------ Provided information

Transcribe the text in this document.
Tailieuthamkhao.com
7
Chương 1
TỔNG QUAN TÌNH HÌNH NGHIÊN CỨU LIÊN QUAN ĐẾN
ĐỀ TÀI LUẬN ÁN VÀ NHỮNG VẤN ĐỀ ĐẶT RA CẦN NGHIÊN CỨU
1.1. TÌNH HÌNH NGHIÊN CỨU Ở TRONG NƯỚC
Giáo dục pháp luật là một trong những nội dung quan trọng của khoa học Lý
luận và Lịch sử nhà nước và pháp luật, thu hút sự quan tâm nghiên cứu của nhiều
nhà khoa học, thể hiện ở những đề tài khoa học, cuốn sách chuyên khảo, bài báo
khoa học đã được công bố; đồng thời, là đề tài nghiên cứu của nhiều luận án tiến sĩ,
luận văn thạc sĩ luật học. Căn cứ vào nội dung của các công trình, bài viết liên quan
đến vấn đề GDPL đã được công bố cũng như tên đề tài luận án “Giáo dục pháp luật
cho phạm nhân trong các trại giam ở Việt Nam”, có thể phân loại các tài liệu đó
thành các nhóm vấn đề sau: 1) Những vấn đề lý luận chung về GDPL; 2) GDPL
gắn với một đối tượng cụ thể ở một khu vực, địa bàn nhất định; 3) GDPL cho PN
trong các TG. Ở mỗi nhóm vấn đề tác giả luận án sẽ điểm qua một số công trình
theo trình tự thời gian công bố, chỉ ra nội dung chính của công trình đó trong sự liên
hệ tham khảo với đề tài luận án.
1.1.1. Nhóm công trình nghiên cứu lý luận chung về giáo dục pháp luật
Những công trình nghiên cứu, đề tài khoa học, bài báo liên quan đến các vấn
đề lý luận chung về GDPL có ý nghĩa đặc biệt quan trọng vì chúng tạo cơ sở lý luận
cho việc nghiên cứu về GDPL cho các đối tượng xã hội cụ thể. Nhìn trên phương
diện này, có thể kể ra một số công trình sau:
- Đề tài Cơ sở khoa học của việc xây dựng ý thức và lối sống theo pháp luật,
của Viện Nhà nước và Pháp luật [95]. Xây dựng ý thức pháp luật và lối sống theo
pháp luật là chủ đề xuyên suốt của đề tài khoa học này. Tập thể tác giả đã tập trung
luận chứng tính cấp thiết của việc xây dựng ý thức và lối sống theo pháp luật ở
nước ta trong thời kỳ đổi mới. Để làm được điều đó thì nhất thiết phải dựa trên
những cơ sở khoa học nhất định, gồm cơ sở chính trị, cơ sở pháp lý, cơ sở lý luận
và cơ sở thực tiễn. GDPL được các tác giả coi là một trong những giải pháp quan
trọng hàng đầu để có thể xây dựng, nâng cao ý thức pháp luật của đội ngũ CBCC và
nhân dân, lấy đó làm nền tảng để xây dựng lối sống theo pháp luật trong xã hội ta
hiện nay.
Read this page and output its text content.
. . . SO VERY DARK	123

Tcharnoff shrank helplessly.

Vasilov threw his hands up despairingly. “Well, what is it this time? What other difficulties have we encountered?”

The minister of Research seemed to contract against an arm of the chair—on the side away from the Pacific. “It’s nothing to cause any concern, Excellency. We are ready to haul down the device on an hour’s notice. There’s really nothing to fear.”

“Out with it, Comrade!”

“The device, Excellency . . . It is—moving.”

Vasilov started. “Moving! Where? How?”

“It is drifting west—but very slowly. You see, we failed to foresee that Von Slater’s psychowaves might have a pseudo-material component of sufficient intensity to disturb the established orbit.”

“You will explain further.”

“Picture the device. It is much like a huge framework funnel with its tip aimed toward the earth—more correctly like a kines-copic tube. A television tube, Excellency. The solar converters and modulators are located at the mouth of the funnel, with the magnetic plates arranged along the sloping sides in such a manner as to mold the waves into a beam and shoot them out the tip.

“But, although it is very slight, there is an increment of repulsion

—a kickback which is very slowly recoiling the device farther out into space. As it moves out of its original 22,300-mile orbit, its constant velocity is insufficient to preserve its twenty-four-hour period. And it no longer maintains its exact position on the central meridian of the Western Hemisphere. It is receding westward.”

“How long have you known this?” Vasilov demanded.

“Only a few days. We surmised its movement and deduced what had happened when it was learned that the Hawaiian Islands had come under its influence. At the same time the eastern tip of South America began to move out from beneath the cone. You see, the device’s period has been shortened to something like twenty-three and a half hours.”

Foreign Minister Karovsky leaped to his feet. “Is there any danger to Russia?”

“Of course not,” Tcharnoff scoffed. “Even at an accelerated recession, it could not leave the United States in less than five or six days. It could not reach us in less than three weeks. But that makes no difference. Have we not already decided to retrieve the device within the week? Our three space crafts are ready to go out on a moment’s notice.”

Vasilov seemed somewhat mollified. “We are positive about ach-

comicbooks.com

------------

Tally the lines in the records above that contain the word "Vasilov", and give only that number.

> Solved problem
4